>> Begin DATA SHOWN

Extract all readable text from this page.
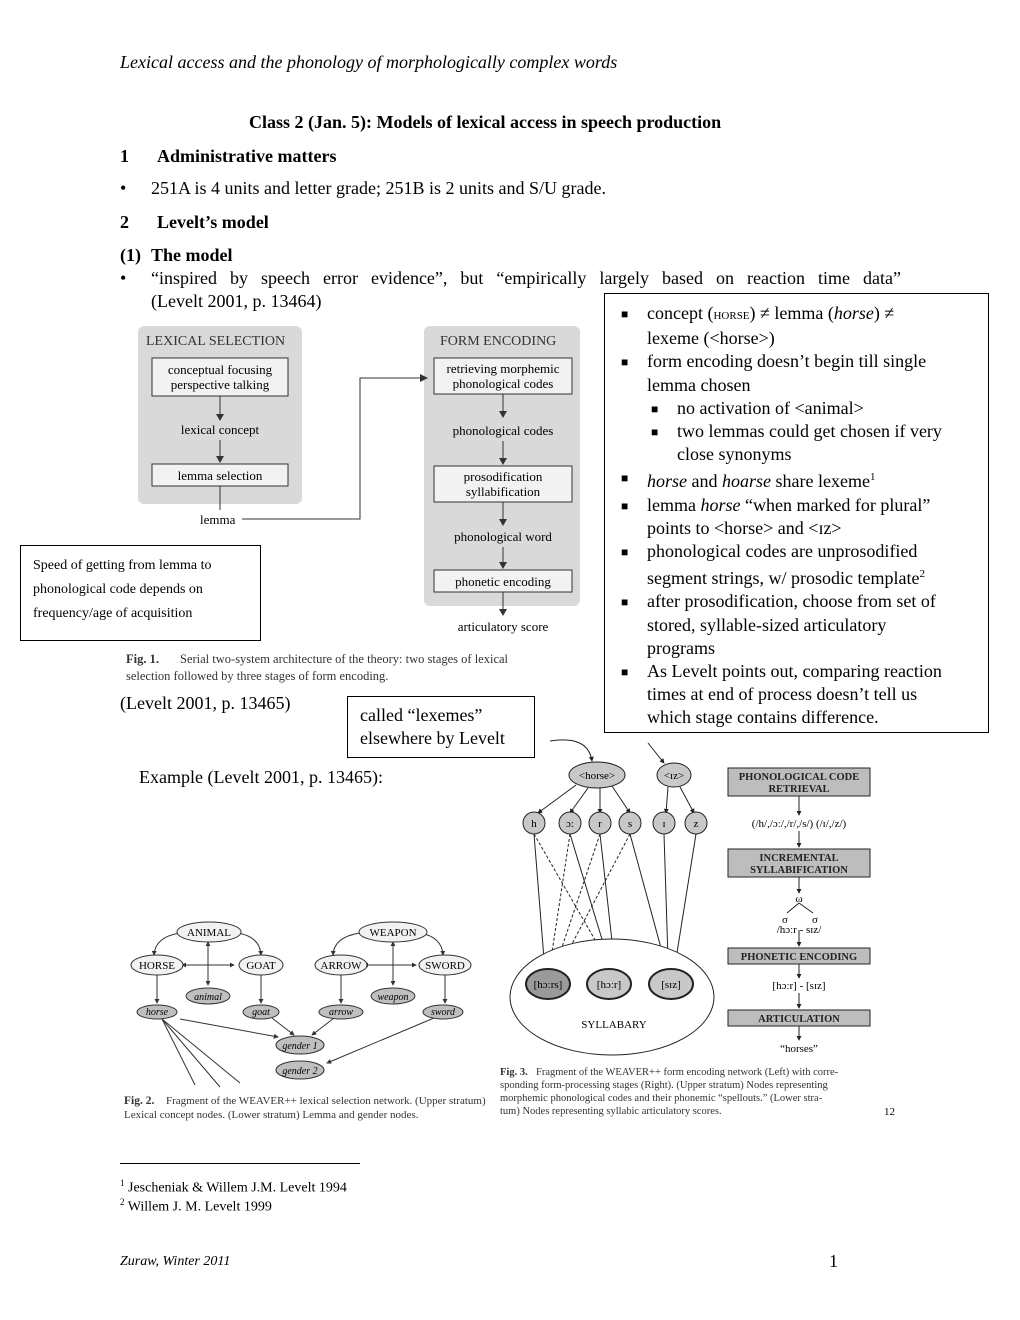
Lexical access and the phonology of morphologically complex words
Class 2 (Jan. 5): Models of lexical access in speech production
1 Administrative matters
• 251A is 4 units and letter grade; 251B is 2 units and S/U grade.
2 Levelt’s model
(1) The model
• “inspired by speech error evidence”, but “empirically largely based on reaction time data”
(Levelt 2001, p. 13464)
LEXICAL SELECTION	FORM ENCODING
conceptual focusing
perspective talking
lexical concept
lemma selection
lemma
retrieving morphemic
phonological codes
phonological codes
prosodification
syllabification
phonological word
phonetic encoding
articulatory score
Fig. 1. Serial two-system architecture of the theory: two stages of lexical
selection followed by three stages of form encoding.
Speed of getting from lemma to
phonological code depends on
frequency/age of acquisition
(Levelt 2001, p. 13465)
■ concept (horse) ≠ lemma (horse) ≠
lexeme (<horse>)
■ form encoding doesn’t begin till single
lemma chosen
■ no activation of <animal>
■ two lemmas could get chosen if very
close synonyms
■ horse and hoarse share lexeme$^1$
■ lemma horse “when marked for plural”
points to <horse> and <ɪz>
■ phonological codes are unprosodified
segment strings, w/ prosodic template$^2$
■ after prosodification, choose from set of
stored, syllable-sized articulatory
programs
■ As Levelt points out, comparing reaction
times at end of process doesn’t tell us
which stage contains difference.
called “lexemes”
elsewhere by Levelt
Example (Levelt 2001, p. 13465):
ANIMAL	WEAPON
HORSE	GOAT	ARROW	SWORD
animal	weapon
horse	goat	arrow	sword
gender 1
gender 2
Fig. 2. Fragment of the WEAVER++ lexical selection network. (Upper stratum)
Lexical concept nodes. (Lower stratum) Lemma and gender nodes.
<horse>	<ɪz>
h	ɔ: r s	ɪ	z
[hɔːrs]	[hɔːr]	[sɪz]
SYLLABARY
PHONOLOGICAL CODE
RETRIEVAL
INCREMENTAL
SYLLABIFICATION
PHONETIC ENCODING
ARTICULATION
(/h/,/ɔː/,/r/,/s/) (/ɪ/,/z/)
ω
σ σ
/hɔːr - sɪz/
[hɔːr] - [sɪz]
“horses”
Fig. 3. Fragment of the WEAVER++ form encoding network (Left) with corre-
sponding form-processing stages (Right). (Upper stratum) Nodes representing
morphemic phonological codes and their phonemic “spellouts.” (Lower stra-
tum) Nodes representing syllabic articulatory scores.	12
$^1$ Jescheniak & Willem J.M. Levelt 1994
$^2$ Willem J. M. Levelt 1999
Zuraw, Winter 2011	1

>> End DATA SHOWN
>> Begin DATA SHOWN

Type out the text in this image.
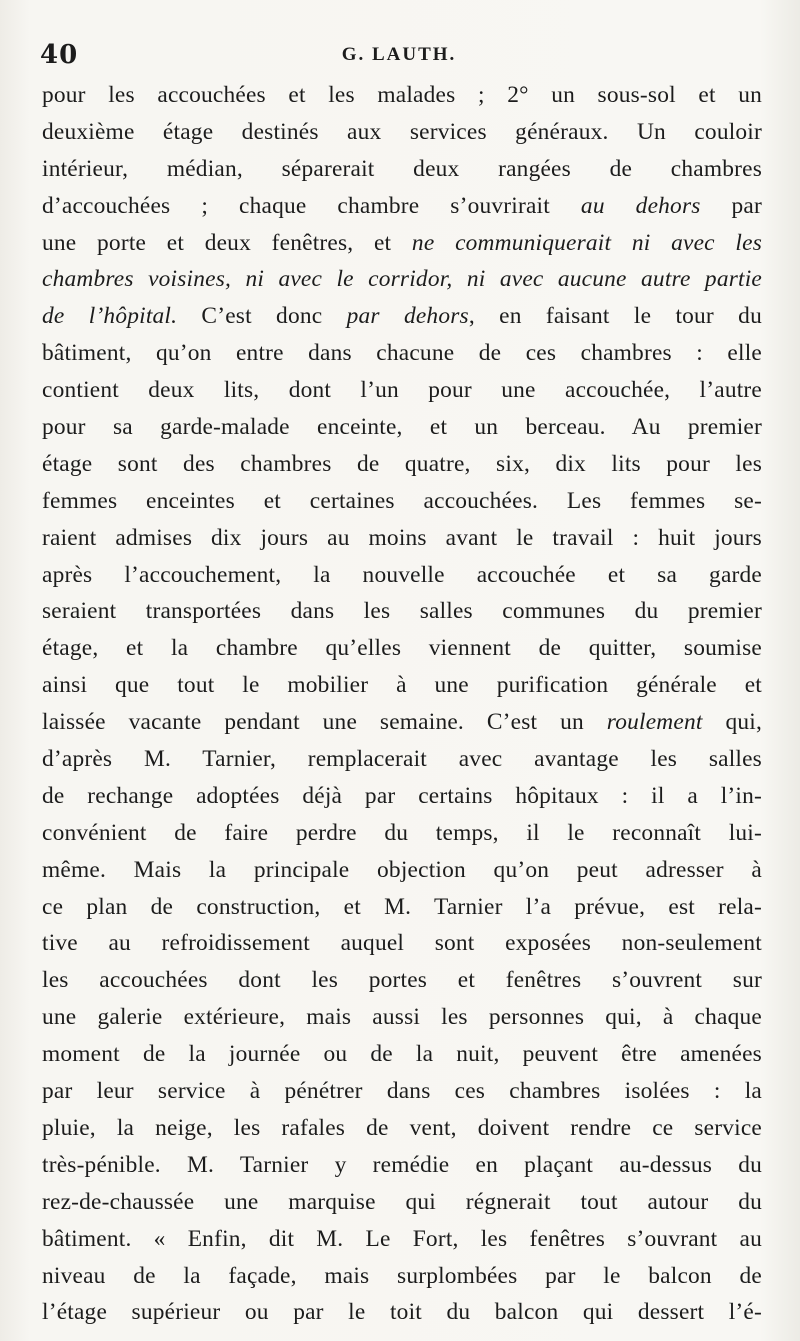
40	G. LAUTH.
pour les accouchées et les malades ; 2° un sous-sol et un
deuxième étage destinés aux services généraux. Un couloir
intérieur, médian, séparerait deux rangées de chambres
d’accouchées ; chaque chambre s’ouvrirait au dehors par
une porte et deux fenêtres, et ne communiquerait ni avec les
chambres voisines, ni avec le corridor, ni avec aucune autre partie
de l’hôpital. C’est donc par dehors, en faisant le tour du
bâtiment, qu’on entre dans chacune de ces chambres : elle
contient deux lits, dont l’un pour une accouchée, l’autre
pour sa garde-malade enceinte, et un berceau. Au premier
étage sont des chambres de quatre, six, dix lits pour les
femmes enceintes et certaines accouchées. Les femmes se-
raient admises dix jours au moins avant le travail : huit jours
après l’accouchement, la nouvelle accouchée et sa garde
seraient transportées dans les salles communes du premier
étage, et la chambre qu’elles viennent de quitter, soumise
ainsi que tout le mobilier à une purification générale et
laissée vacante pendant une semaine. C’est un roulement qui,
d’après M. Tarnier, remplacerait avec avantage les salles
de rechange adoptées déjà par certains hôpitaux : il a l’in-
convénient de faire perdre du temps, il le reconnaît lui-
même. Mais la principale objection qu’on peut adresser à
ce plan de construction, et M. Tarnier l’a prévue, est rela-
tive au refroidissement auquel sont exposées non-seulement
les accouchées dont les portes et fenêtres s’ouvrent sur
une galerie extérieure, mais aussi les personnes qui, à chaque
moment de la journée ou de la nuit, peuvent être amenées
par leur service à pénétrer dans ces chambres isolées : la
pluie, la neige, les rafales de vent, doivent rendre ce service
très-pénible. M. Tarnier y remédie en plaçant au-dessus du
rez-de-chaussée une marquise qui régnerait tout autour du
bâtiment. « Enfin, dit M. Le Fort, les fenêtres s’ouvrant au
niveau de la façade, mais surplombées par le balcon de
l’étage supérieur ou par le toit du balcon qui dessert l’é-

>> End DATA SHOWN

### JOB
Work through the listing above and report how many lines include the string "stages", with no other text.

### TASK ANSWER
3